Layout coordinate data
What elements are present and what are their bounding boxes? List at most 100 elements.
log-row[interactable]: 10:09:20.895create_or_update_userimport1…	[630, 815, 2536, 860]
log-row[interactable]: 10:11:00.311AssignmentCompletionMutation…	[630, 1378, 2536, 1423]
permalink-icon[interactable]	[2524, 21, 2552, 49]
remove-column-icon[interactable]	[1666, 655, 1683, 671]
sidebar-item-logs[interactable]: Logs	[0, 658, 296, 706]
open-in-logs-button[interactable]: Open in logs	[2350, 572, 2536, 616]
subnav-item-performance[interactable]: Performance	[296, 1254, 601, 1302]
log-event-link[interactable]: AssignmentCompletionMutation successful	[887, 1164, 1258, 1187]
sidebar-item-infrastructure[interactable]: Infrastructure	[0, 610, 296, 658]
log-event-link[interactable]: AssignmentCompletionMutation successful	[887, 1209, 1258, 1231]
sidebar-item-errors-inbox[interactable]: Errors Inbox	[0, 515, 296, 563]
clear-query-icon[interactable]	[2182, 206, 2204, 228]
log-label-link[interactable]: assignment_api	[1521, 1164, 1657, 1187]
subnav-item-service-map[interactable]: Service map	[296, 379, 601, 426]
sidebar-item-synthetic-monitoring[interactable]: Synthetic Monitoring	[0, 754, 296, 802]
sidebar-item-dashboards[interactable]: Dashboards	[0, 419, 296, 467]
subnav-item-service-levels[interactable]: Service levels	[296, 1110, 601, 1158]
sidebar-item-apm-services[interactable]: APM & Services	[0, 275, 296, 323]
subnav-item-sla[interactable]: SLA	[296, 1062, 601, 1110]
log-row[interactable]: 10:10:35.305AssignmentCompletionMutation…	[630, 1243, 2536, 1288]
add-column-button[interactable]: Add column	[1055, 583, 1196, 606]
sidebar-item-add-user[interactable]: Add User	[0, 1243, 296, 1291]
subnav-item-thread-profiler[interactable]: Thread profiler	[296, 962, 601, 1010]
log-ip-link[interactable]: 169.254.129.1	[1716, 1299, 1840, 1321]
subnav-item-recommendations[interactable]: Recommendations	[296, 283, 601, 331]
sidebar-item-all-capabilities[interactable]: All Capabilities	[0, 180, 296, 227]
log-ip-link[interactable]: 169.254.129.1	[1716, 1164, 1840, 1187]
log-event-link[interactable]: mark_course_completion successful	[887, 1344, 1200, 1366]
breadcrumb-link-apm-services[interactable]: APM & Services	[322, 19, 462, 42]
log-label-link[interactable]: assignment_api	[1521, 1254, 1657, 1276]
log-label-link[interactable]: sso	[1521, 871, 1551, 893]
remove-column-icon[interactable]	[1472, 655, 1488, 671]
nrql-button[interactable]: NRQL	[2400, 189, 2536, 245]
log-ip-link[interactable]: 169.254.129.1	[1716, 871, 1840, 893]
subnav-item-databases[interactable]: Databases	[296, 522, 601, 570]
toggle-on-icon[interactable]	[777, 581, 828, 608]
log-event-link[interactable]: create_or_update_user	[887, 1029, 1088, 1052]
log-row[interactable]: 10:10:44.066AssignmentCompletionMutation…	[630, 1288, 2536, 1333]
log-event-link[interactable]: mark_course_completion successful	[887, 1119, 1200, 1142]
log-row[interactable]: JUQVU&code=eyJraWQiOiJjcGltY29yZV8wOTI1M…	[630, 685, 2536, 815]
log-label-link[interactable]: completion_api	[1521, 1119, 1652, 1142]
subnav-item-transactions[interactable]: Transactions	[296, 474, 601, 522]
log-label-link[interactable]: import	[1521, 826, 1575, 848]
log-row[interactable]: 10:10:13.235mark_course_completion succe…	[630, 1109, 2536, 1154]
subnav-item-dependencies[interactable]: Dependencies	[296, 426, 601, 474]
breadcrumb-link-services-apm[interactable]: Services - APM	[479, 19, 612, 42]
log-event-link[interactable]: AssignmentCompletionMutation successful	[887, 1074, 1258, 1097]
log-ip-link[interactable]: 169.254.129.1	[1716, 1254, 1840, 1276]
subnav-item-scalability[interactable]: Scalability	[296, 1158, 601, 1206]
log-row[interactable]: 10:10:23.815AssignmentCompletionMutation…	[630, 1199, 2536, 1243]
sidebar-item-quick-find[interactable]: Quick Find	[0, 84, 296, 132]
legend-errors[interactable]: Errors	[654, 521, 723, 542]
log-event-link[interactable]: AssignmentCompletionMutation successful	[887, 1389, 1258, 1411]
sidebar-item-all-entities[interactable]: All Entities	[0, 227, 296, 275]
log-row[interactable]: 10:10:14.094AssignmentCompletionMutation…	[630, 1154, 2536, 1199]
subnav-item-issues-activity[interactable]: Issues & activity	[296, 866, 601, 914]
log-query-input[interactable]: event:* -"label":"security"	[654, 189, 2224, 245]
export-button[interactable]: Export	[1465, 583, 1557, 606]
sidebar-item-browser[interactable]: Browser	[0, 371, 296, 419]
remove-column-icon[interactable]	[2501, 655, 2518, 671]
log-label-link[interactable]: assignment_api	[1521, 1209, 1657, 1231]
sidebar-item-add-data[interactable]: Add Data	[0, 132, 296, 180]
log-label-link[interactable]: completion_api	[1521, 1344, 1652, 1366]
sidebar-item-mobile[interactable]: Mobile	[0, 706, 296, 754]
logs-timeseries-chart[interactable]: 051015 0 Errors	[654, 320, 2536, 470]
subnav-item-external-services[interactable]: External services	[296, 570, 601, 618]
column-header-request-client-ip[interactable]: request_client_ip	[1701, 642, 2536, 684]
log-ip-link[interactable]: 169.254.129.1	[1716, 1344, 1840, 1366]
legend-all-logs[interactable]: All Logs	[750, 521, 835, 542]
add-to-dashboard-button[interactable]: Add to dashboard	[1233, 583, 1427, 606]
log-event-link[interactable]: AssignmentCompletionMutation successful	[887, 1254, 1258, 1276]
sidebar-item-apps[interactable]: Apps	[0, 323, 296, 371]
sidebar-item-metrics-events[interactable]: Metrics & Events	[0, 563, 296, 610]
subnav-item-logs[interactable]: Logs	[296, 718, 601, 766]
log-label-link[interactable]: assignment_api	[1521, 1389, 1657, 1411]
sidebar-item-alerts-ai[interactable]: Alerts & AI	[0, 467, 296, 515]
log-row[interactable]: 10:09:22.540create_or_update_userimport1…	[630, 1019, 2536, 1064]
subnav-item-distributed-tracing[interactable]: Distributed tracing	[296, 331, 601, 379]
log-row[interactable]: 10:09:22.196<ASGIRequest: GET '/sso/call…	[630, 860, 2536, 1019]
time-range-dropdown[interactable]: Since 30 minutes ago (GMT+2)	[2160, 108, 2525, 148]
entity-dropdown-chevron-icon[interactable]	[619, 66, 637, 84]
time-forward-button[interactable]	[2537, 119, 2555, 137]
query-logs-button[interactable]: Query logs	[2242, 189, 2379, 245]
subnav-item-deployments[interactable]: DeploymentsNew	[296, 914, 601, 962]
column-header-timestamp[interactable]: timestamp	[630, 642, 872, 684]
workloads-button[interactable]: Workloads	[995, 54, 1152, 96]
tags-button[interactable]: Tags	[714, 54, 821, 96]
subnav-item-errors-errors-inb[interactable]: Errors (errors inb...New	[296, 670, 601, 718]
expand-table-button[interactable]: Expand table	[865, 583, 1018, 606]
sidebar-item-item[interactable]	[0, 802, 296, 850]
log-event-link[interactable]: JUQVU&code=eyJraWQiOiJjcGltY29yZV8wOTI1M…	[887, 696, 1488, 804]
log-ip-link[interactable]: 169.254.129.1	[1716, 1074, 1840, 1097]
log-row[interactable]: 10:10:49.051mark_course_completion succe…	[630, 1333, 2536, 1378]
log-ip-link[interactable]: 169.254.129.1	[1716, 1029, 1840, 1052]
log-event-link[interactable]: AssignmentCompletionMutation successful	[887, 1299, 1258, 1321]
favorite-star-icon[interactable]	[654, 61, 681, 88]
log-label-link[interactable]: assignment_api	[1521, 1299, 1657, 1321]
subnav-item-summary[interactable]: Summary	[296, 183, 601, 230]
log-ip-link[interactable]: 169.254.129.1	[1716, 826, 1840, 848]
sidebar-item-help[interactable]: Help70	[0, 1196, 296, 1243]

TASK GOAL
Could you rewrite everything from the start of the records down to and including the line containing "655, 1683, 671]" as a numbered list, leaving out any blank lines?

TASK ANSWER
1. What elements are present and what are their bounding boxes? List at most 100 elements.
2. log-row[interactable]: 10:09:20.895create_or_update_userimport1…	[630, 815, 2536, 860]
3. log-row[interactable]: 10:11:00.311AssignmentCompletionMutation…	[630, 1378, 2536, 1423]
4. permalink-icon[interactable]	[2524, 21, 2552, 49]
5. remove-column-icon[interactable]	[1666, 655, 1683, 671]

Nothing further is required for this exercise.